### WHAT IS BEING ASKED
Copy each line of the data below exactly, leaving out pictures.

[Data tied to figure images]
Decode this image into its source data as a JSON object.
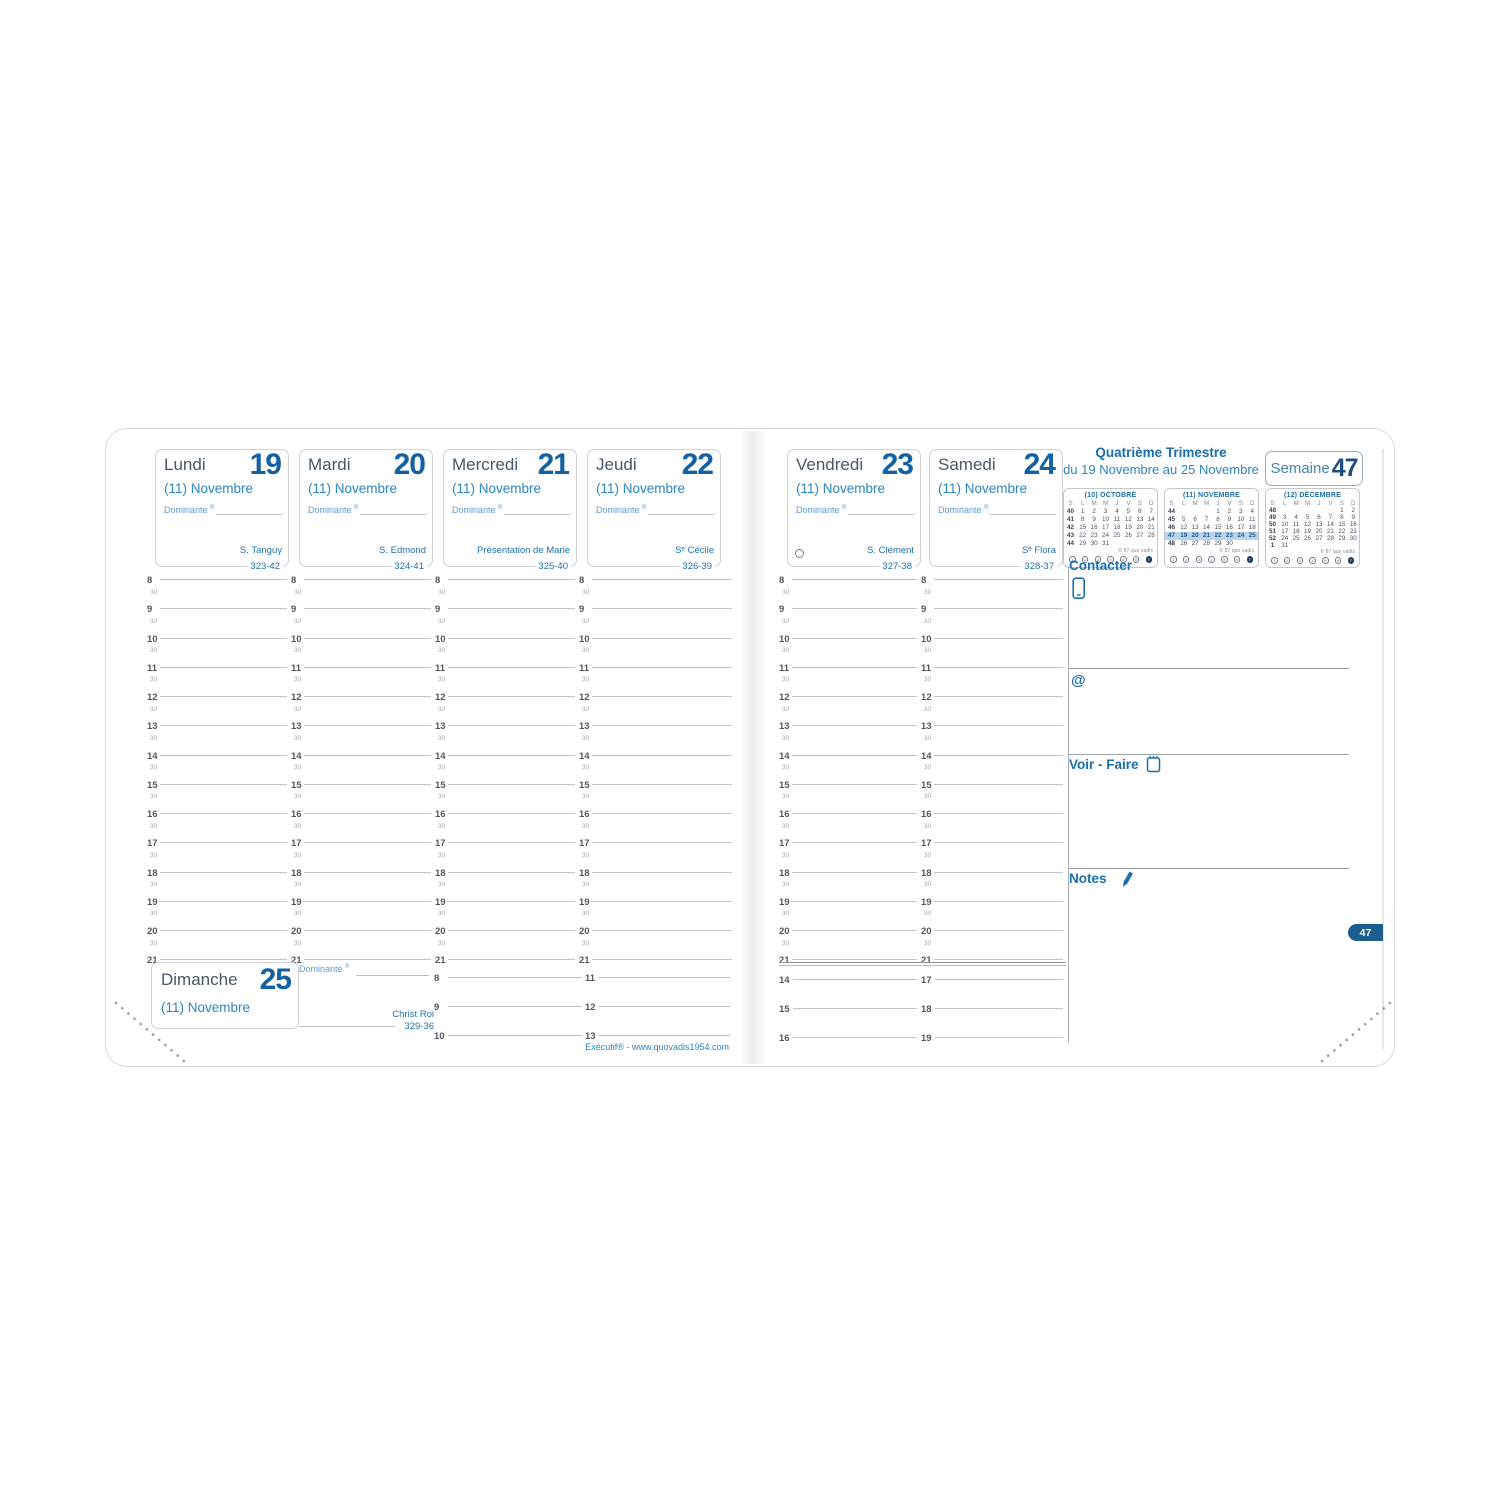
{
  "week": {
    "label": "Semaine",
    "number": "47",
    "tab": "47"
  },
  "quarter": {
    "title": "Quatrième Trimestre",
    "range": "du 19 Novembre au 25 Novembre"
  },
  "labels": {
    "registered": "®"
  },
  "days": [
    {
      "name": "Lundi",
      "number": "19",
      "month": "(11) Novembre",
      "dominante": "Dominante",
      "saint": "S. Tanguy",
      "code": "323-42",
      "moon": false
    },
    {
      "name": "Mardi",
      "number": "20",
      "month": "(11) Novembre",
      "dominante": "Dominante",
      "saint": "S. Edmond",
      "code": "324-41",
      "moon": false
    },
    {
      "name": "Mercredi",
      "number": "21",
      "month": "(11) Novembre",
      "dominante": "Dominante",
      "saint": "Présentation de Marie",
      "code": "325-40",
      "moon": false
    },
    {
      "name": "Jeudi",
      "number": "22",
      "month": "(11) Novembre",
      "dominante": "Dominante",
      "saint": "Sᵉ Cécile",
      "code": "326-39",
      "moon": false
    },
    {
      "name": "Vendredi",
      "number": "23",
      "month": "(11) Novembre",
      "dominante": "Dominante",
      "saint": "S. Clément",
      "code": "327-38",
      "moon": true
    },
    {
      "name": "Samedi",
      "number": "24",
      "month": "(11) Novembre",
      "dominante": "Dominante",
      "saint": "Sᵉ Flora",
      "code": "328-37",
      "moon": false
    }
  ],
  "sunday": {
    "name": "Dimanche",
    "number": "25",
    "month": "(11) Novembre",
    "dominante": "Dominante",
    "saint": "Christ Roi",
    "code": "329-36",
    "hour_groups": [
      [
        "8",
        "9",
        "10"
      ],
      [
        "11",
        "12",
        "13"
      ],
      [
        "14",
        "15",
        "16"
      ],
      [
        "17",
        "18",
        "19"
      ]
    ]
  },
  "grid": {
    "hours": [
      "8",
      "9",
      "10",
      "11",
      "12",
      "13",
      "14",
      "15",
      "16",
      "17",
      "18",
      "19",
      "20",
      "21"
    ],
    "half_label": "30"
  },
  "mini_calendars": [
    {
      "title": "(10) OCTOBRE",
      "header": [
        "S",
        "L",
        "M",
        "M",
        "J",
        "V",
        "S",
        "D"
      ],
      "rows": [
        [
          "40",
          "1",
          "2",
          "3",
          "4",
          "5",
          "6",
          "7"
        ],
        [
          "41",
          "8",
          "9",
          "10",
          "11",
          "12",
          "13",
          "14"
        ],
        [
          "42",
          "15",
          "16",
          "17",
          "18",
          "19",
          "20",
          "21"
        ],
        [
          "43",
          "22",
          "23",
          "24",
          "25",
          "26",
          "27",
          "28"
        ],
        [
          "44",
          "29",
          "30",
          "31",
          "",
          "",
          "",
          ""
        ]
      ],
      "highlight_row": -1,
      "copyright": "© 87 quo vadis",
      "footer_circles": [
        "1",
        "2",
        "3",
        "4",
        "5",
        "6",
        "7"
      ]
    },
    {
      "title": "(11) NOVEMBRE",
      "header": [
        "S",
        "L",
        "M",
        "M",
        "J",
        "V",
        "S",
        "D"
      ],
      "rows": [
        [
          "44",
          "",
          "",
          "",
          "1",
          "2",
          "3",
          "4"
        ],
        [
          "45",
          "5",
          "6",
          "7",
          "8",
          "9",
          "10",
          "11"
        ],
        [
          "46",
          "12",
          "13",
          "14",
          "15",
          "16",
          "17",
          "18"
        ],
        [
          "47",
          "19",
          "20",
          "21",
          "22",
          "23",
          "24",
          "25"
        ],
        [
          "48",
          "26",
          "27",
          "28",
          "29",
          "30",
          "",
          ""
        ]
      ],
      "highlight_row": 3,
      "copyright": "© 87 quo vadis",
      "footer_circles": [
        "1",
        "2",
        "3",
        "4",
        "5",
        "6",
        "7"
      ]
    },
    {
      "title": "(12) DÉCEMBRE",
      "header": [
        "S",
        "L",
        "M",
        "M",
        "J",
        "V",
        "S",
        "D"
      ],
      "rows": [
        [
          "48",
          "",
          "",
          "",
          "",
          "",
          "1",
          "2"
        ],
        [
          "49",
          "3",
          "4",
          "5",
          "6",
          "7",
          "8",
          "9"
        ],
        [
          "50",
          "10",
          "11",
          "12",
          "13",
          "14",
          "15",
          "16"
        ],
        [
          "51",
          "17",
          "18",
          "19",
          "20",
          "21",
          "22",
          "23"
        ],
        [
          "52",
          "24",
          "25",
          "26",
          "27",
          "28",
          "29",
          "30"
        ],
        [
          "1",
          "31",
          "",
          "",
          "",
          "",
          "",
          ""
        ]
      ],
      "highlight_row": -1,
      "copyright": "© 87 quo vadis",
      "footer_circles": [
        "1",
        "2",
        "3",
        "4",
        "5",
        "6",
        "7"
      ]
    }
  ],
  "sidebar": {
    "contacter_label": "Contacter",
    "at_symbol": "@",
    "voir_faire_label": "Voir - Faire",
    "notes_label": "Notes"
  },
  "footer": {
    "brand": "Exécutif® - www.quovadis1954.com"
  },
  "colors": {
    "accent_dark": "#1c4e80",
    "day_number": "#1360a3",
    "accent_mid": "#1e73b0",
    "accent_light": "#2e86c1",
    "accent_pale": "#5b9bd5",
    "highlight_bg": "#b9d5ec",
    "tab_bg": "#1b5e8f",
    "line_gray": "#c0c4c8",
    "hour_text": "#57585b"
  }
}
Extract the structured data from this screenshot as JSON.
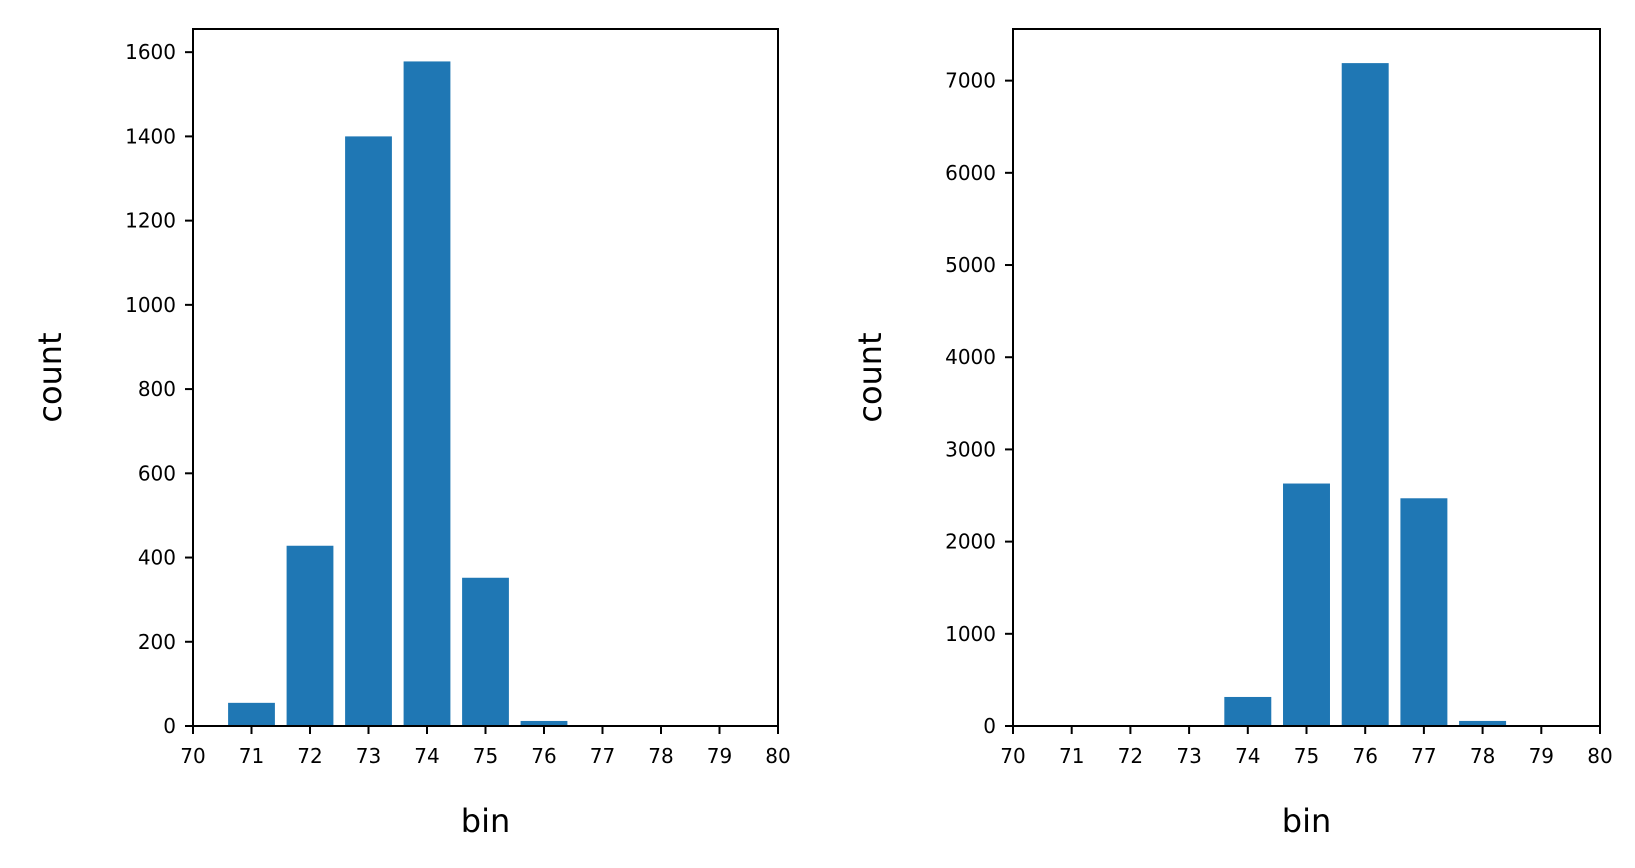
{
  "colors": {
    "bar": "#1f77b4",
    "axis": "#000000",
    "background": "#ffffff"
  },
  "chart_data": [
    {
      "type": "bar",
      "x": [
        71,
        72,
        73,
        74,
        75,
        76,
        77,
        78,
        79
      ],
      "values": [
        55,
        428,
        1400,
        1578,
        352,
        12,
        0,
        0,
        0
      ],
      "bar_width": 0.8,
      "xlim": [
        70,
        80
      ],
      "ylim": [
        0,
        1655
      ],
      "xticks": [
        70,
        71,
        72,
        73,
        74,
        75,
        76,
        77,
        78,
        79,
        80
      ],
      "yticks": [
        0,
        200,
        400,
        600,
        800,
        1000,
        1200,
        1400,
        1600
      ],
      "xlabel": "bin",
      "ylabel": "count",
      "grid": false,
      "legend": "none"
    },
    {
      "type": "bar",
      "x": [
        71,
        72,
        73,
        74,
        75,
        76,
        77,
        78,
        79
      ],
      "values": [
        0,
        0,
        0,
        315,
        2630,
        7190,
        2470,
        55,
        0
      ],
      "bar_width": 0.8,
      "xlim": [
        70,
        80
      ],
      "ylim": [
        0,
        7560
      ],
      "xticks": [
        70,
        71,
        72,
        73,
        74,
        75,
        76,
        77,
        78,
        79,
        80
      ],
      "yticks": [
        0,
        1000,
        2000,
        3000,
        4000,
        5000,
        6000,
        7000
      ],
      "xlabel": "bin",
      "ylabel": "count",
      "grid": false,
      "legend": "none"
    }
  ]
}
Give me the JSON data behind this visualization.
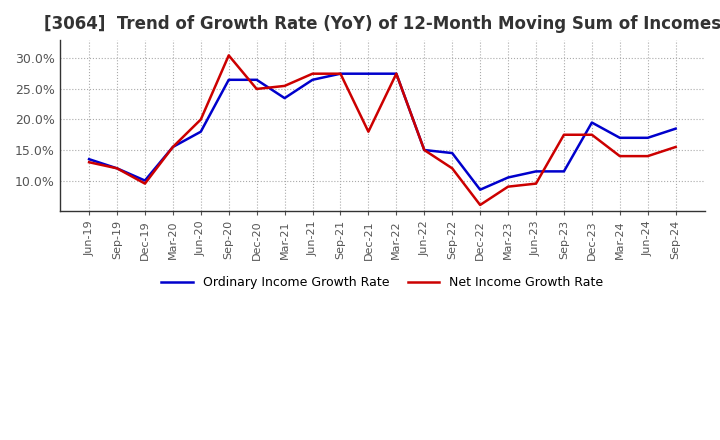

### RESULT
Decode this image into its source data as a JSON object.
{
  "week": {
    "label": "Semaine",
    "number": "47",
    "tab": "47"
  },
  "quarter": {
    "title": "Quatrième Trimestre",
    "range": "du 19 Novembre au 25 Novembre"
  },
  "labels": {
    "registered": "®"
  },
  "days": [
    {
      "name": "Lundi",
      "number": "19",
      "month": "(11) Novembre",
      "dominante": "Dominante",
      "saint": "S. Tanguy",
      "code": "323-42",
      "moon": false
    },
    {
      "name": "Mardi",
      "number": "20",
      "month": "(11) Novembre",
      "dominante": "Dominante",
      "saint": "S. Edmond",
      "code": "324-41",
      "moon": false
    },
    {
      "name": "Mercredi",
      "number": "21",
      "month": "(11) Novembre",
      "dominante": "Dominante",
      "saint": "Présentation de Marie",
      "code": "325-40",
      "moon": false
    },
    {
      "name": "Jeudi",
      "number": "22",
      "month": "(11) Novembre",
      "dominante": "Dominante",
      "saint": "Sᵉ Cécile",
      "code": "326-39",
      "moon": false
    },
    {
      "name": "Vendredi",
      "number": "23",
      "month": "(11) Novembre",
      "dominante": "Dominante",
      "saint": "S. Clément",
      "code": "327-38",
      "moon": true
    },
    {
      "name": "Samedi",
      "number": "24",
      "month": "(11) Novembre",
      "dominante": "Dominante",
      "saint": "Sᵉ Flora",
      "code": "328-37",
      "moon": false
    }
  ],
  "sunday": {
    "name": "Dimanche",
    "number": "25",
    "month": "(11) Novembre",
    "dominante": "Dominante",
    "saint": "Christ Roi",
    "code": "329-36",
    "hour_groups": [
      [
        "8",
        "9",
        "10"
      ],
      [
        "11",
        "12",
        "13"
      ],
      [
        "14",
        "15",
        "16"
      ],
      [
        "17",
        "18",
        "19"
      ]
    ]
  },
  "grid": {
    "hours": [
      "8",
      "9",
      "10",
      "11",
      "12",
      "13",
      "14",
      "15",
      "16",
      "17",
      "18",
      "19",
      "20",
      "21"
    ],
    "half_label": "30"
  },
  "mini_calendars": [
    {
      "title": "(10) OCTOBRE",
      "header": [
        "S",
        "L",
        "M",
        "M",
        "J",
        "V",
        "S",
        "D"
      ],
      "rows": [
        [
          "40",
          "1",
          "2",
          "3",
          "4",
          "5",
          "6",
          "7"
        ],
        [
          "41",
          "8",
          "9",
          "10",
          "11",
          "12",
          "13",
          "14"
        ],
        [
          "42",
          "15",
          "16",
          "17",
          "18",
          "19",
          "20",
          "21"
        ],
        [
          "43",
          "22",
          "23",
          "24",
          "25",
          "26",
          "27",
          "28"
        ],
        [
          "44",
          "29",
          "30",
          "31",
          "",
          "",
          "",
          ""
        ]
      ],
      "highlight_row": -1,
      "copyright": "© 87 quo vadis",
      "footer_circles": [
        "1",
        "2",
        "3",
        "4",
        "5",
        "6",
        "7"
      ]
    },
    {
      "title": "(11) NOVEMBRE",
      "header": [
        "S",
        "L",
        "M",
        "M",
        "J",
        "V",
        "S",
        "D"
      ],
      "rows": [
        [
          "44",
          "",
          "",
          "",
          "1",
          "2",
          "3",
          "4"
        ],
        [
          "45",
          "5",
          "6",
          "7",
          "8",
          "9",
          "10",
          "11"
        ],
        [
          "46",
          "12",
          "13",
          "14",
          "15",
          "16",
          "17",
          "18"
        ],
        [
          "47",
          "19",
          "20",
          "21",
          "22",
          "23",
          "24",
          "25"
        ],
        [
          "48",
          "26",
          "27",
          "28",
          "29",
          "30",
          "",
          ""
        ]
      ],
      "highlight_row": 3,
      "copyright": "© 87 quo vadis",
      "footer_circles": [
        "1",
        "2",
        "3",
        "4",
        "5",
        "6",
        "7"
      ]
    },
    {
      "title": "(12) DÉCEMBRE",
      "header": [
        "S",
        "L",
        "M",
        "M",
        "J",
        "V",
        "S",
        "D"
      ],
      "rows": [
        [
          "48",
          "",
          "",
          "",
          "",
          "",
          "1",
          "2"
        ],
        [
          "49",
          "3",
          "4",
          "5",
          "6",
          "7",
          "8",
          "9"
        ],
        [
          "50",
          "10",
          "11",
          "12",
          "13",
          "14",
          "15",
          "16"
        ],
        [
          "51",
          "17",
          "18",
          "19",
          "20",
          "21",
          "22",
          "23"
        ],
        [
          "52",
          "24",
          "25",
          "26",
          "27",
          "28",
          "29",
          "30"
        ],
        [
          "1",
          "31",
          "",
          "",
          "",
          "",
          "",
          ""
        ]
      ],
      "highlight_row": -1,
      "copyright": "© 87 quo vadis",
      "footer_circles": [
        "1",
        "2",
        "3",
        "4",
        "5",
        "6",
        "7"
      ]
    }
  ],
  "sidebar": {
    "contacter_label": "Contacter",
    "at_symbol": "@",
    "voir_faire_label": "Voir - Faire",
    "notes_label": "Notes"
  },
  "footer": {
    "brand": "Exécutif® - www.quovadis1954.com"
  },
  "colors": {
    "accent_dark": "#1c4e80",
    "day_number": "#1360a3",
    "accent_mid": "#1e73b0",
    "accent_light": "#2e86c1",
    "accent_pale": "#5b9bd5",
    "highlight_bg": "#b9d5ec",
    "tab_bg": "#1b5e8f",
    "line_gray": "#c0c4c8",
    "hour_text": "#57585b"
  }
}
Extract the structured data from this screenshot as JSON.
{
  "colors": {
    "bar": "#1f77b4",
    "axis": "#000000",
    "background": "#ffffff"
  },
  "chart_data": [
    {
      "type": "bar",
      "x": [
        71,
        72,
        73,
        74,
        75,
        76,
        77,
        78,
        79
      ],
      "values": [
        55,
        428,
        1400,
        1578,
        352,
        12,
        0,
        0,
        0
      ],
      "bar_width": 0.8,
      "xlim": [
        70,
        80
      ],
      "ylim": [
        0,
        1655
      ],
      "xticks": [
        70,
        71,
        72,
        73,
        74,
        75,
        76,
        77,
        78,
        79,
        80
      ],
      "yticks": [
        0,
        200,
        400,
        600,
        800,
        1000,
        1200,
        1400,
        1600
      ],
      "xlabel": "bin",
      "ylabel": "count",
      "grid": false,
      "legend": "none"
    },
    {
      "type": "bar",
      "x": [
        71,
        72,
        73,
        74,
        75,
        76,
        77,
        78,
        79
      ],
      "values": [
        0,
        0,
        0,
        315,
        2630,
        7190,
        2470,
        55,
        0
      ],
      "bar_width": 0.8,
      "xlim": [
        70,
        80
      ],
      "ylim": [
        0,
        7560
      ],
      "xticks": [
        70,
        71,
        72,
        73,
        74,
        75,
        76,
        77,
        78,
        79,
        80
      ],
      "yticks": [
        0,
        1000,
        2000,
        3000,
        4000,
        5000,
        6000,
        7000
      ],
      "xlabel": "bin",
      "ylabel": "count",
      "grid": false,
      "legend": "none"
    }
  ]
}
Give me the JSON data behind this visualization.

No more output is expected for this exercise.